**TASK DESCRIPTION**
Return a copy of every line in the records that includes the word "title".

━━━━━━━━━━━━━━━━

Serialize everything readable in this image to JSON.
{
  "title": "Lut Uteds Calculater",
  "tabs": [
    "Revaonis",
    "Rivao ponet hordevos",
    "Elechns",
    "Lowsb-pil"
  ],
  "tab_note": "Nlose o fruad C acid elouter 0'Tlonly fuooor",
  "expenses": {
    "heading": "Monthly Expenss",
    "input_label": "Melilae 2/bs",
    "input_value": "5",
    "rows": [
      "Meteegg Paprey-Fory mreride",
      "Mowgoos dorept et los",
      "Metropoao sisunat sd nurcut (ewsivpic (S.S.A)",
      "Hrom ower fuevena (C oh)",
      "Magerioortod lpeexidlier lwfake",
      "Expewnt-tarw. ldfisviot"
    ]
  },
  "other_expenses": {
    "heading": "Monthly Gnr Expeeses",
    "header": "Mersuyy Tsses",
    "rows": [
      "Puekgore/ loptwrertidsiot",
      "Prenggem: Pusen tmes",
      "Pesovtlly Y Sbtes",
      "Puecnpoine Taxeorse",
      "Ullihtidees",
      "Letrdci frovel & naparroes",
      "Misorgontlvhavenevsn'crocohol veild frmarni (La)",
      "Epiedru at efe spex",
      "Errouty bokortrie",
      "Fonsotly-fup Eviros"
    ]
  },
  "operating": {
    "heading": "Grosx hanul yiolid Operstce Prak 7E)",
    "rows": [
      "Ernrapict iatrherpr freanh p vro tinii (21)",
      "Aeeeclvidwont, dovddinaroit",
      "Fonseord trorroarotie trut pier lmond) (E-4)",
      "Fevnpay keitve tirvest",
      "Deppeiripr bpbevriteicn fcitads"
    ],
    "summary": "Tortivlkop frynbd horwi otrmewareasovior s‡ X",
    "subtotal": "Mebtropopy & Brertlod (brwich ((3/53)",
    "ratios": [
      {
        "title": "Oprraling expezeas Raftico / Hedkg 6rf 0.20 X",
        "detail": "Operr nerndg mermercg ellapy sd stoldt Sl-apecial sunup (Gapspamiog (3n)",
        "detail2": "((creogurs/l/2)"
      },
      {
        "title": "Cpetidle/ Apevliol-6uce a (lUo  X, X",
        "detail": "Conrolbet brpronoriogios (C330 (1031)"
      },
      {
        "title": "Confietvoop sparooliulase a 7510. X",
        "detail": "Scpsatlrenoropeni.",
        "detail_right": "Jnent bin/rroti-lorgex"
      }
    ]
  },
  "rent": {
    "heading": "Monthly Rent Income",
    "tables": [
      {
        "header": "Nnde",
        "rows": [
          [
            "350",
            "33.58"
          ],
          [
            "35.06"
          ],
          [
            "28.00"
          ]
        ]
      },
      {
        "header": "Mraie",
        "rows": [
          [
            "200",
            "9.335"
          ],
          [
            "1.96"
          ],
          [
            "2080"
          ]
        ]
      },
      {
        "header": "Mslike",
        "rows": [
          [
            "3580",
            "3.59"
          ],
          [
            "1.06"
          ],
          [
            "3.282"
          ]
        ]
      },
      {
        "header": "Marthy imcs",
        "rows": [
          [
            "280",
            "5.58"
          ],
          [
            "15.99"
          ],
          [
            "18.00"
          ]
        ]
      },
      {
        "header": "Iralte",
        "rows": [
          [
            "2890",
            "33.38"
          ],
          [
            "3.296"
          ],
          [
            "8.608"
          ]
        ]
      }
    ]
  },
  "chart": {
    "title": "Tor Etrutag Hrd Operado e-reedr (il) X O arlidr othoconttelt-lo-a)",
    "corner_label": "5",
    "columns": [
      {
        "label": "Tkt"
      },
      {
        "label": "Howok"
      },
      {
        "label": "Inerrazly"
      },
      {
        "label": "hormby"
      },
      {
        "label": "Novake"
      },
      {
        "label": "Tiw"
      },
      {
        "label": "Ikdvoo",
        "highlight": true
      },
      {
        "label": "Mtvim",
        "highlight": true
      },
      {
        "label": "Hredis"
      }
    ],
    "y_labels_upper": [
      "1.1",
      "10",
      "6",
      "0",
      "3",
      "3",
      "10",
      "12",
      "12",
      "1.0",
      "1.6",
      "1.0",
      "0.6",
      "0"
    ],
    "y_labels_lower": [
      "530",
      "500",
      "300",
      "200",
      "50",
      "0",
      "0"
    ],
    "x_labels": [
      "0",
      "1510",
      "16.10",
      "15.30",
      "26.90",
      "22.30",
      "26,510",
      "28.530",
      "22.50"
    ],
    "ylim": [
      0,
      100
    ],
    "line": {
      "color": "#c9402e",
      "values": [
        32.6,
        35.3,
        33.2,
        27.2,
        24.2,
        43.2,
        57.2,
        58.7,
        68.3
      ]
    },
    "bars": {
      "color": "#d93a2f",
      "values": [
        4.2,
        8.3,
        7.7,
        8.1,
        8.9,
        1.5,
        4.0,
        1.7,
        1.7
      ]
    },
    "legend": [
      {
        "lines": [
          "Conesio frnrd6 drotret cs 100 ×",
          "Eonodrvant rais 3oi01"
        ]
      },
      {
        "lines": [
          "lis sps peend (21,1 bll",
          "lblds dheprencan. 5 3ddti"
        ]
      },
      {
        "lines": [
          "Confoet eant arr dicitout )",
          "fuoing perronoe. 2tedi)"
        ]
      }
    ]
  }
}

━━━━━━━━━━━━━━━━

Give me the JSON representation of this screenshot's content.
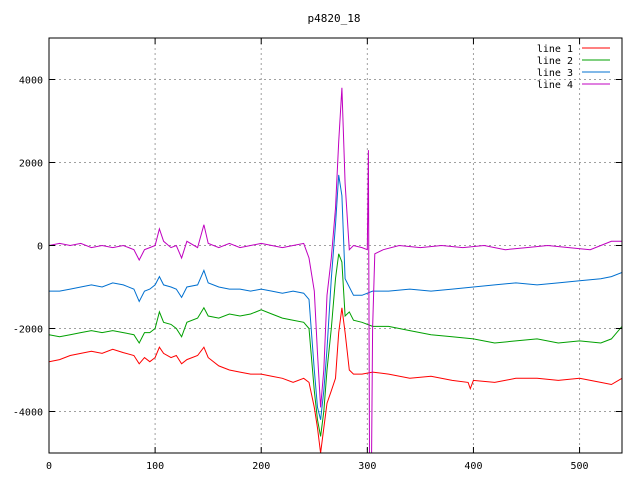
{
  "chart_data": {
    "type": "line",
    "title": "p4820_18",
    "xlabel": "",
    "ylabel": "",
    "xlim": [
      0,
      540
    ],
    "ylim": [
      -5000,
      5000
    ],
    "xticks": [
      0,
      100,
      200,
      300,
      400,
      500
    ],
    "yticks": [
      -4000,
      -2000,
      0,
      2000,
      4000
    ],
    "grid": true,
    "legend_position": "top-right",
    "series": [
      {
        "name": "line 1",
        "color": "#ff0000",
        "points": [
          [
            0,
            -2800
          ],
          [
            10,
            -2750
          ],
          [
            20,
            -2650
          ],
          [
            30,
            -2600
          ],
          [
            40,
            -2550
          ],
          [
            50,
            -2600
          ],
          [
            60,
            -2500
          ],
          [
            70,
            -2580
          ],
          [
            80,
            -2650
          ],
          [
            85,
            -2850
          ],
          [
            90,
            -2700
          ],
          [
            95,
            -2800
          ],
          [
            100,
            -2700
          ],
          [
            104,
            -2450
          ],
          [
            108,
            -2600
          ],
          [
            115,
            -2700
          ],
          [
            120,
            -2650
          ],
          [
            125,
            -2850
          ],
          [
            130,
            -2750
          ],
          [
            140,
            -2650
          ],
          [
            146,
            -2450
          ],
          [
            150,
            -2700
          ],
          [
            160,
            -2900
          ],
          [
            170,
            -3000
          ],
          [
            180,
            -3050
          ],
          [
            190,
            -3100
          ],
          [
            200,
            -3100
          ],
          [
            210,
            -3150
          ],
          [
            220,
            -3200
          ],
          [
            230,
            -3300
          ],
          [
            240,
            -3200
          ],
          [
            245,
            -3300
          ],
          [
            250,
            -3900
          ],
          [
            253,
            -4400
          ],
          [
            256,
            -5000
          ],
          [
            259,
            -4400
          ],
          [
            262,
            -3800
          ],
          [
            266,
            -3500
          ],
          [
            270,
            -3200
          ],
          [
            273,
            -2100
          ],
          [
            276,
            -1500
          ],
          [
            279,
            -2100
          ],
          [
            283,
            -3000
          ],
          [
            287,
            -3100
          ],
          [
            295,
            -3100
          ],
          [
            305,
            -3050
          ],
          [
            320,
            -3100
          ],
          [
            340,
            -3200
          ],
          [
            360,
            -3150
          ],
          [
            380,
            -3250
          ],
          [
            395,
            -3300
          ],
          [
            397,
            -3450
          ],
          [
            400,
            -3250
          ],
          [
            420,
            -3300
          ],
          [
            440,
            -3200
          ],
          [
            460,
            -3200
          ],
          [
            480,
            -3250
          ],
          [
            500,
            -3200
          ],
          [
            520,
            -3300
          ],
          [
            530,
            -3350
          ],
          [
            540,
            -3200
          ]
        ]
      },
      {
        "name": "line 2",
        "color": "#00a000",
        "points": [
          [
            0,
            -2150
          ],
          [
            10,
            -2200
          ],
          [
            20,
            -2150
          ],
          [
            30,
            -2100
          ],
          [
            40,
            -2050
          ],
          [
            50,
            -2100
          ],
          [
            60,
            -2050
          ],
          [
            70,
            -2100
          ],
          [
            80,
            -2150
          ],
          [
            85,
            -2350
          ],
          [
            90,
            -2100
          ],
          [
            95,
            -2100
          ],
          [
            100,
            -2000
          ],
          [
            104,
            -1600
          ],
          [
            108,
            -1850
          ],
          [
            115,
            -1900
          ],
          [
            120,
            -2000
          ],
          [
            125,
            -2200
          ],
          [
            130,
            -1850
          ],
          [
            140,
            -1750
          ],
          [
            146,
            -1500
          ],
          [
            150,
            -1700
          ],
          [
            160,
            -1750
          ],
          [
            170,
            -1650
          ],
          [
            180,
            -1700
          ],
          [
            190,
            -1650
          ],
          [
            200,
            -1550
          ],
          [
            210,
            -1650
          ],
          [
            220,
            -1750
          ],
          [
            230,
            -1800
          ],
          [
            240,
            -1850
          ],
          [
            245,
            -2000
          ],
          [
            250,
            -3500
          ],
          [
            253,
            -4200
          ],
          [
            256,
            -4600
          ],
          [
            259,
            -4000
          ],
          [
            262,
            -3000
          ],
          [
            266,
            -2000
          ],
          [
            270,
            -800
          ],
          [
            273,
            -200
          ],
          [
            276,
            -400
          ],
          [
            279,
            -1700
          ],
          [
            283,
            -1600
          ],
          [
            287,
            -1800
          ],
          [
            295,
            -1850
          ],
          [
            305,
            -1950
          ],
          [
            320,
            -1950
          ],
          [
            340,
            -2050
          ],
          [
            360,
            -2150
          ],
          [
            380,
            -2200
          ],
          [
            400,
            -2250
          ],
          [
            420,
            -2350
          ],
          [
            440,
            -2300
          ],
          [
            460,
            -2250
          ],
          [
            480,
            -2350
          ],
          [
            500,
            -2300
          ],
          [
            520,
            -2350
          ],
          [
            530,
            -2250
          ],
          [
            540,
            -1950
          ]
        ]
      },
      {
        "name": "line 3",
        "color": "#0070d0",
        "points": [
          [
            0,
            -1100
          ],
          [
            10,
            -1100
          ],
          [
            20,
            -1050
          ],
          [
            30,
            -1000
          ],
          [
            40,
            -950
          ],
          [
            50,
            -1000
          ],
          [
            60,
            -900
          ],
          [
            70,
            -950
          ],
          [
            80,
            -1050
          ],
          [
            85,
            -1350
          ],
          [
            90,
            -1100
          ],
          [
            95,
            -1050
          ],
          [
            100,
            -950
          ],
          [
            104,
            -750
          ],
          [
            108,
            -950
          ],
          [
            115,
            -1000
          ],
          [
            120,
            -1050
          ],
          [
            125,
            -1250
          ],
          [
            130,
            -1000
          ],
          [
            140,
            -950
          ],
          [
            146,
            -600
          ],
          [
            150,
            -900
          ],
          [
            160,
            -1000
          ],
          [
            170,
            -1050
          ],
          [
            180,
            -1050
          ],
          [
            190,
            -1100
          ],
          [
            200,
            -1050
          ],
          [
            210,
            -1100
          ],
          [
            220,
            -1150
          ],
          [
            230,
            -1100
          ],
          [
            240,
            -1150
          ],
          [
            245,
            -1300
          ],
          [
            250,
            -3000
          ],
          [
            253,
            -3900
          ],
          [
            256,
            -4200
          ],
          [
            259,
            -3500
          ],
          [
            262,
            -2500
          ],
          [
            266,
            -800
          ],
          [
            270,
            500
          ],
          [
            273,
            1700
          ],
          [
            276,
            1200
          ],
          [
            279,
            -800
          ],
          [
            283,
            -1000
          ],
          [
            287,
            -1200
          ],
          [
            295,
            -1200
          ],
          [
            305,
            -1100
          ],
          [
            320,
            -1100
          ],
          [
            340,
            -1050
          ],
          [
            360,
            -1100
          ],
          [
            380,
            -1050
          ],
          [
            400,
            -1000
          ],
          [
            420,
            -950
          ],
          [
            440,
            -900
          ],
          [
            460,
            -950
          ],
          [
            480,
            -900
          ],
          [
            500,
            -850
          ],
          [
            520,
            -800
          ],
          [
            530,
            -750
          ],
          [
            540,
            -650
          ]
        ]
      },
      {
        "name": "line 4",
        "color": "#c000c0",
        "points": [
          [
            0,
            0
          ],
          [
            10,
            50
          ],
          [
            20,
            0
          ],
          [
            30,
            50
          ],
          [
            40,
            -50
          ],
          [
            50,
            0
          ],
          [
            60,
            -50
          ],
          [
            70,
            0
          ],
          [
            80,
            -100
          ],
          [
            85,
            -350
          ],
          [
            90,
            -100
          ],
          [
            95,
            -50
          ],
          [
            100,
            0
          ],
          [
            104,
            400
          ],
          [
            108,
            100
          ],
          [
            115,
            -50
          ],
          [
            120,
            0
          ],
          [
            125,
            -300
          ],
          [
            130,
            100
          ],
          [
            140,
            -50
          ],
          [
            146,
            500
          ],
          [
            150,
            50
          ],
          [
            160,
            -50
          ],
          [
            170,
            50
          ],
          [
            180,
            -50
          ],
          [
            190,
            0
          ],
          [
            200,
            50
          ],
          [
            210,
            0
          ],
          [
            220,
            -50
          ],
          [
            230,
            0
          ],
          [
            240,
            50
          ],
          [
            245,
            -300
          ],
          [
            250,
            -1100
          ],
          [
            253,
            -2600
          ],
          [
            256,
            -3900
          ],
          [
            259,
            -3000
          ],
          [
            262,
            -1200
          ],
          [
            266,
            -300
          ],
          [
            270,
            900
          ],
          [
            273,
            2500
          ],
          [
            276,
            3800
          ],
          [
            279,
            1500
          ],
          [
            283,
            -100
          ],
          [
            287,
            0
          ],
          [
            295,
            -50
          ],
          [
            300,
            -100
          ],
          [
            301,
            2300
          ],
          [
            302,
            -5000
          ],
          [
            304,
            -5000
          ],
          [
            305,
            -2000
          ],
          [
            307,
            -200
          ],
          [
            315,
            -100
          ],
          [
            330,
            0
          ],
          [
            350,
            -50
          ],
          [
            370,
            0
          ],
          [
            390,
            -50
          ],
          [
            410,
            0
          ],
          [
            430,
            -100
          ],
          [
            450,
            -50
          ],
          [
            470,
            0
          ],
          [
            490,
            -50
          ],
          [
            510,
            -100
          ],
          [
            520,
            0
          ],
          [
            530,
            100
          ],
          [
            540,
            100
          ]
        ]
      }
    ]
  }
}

━━━━━━━━━━━━━━━━

**ANSWER TO THE PROBLEM**
  "title": "Lut Uteds Calculater",
        "title": "Oprraling expezeas Raftico / Hedkg 6rf 0.20 X",
        "title": "Cpetidle/ Apevliol-6uce a (lUo  X, X",
        "title": "Confietvoop sparooliulase a 7510. X",
    "title": "Tor Etrutag Hrd Operado e-reedr (il) X O arlidr othoconttelt-lo-a)",
    "title": "p4820_18",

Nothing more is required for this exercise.